[start]
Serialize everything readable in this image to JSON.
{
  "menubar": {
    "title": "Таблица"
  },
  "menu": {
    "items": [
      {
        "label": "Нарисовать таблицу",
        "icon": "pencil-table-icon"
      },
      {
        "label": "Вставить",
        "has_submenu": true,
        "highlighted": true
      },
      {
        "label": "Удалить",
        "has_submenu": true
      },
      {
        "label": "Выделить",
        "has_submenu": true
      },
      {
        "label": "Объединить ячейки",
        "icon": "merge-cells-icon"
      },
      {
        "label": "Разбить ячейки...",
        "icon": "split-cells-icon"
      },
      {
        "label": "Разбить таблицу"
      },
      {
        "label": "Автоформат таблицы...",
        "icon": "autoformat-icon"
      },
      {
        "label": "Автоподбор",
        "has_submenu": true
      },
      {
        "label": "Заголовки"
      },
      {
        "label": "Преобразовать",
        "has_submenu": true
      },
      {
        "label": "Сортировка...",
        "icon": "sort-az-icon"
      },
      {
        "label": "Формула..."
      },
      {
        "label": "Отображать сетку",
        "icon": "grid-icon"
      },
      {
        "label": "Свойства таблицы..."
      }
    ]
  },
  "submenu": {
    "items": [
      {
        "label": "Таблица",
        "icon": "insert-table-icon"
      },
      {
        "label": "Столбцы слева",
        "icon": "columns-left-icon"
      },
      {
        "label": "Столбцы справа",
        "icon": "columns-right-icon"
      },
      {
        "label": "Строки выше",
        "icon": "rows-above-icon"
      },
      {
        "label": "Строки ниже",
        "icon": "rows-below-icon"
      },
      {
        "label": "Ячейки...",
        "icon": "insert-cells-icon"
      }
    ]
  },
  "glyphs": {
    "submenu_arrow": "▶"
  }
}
[end]
Written problem
Copy each line of the records above that carries the word "Столбцы".

Answer to the task
        "label": "Столбцы слева",
        "label": "Столбцы справа",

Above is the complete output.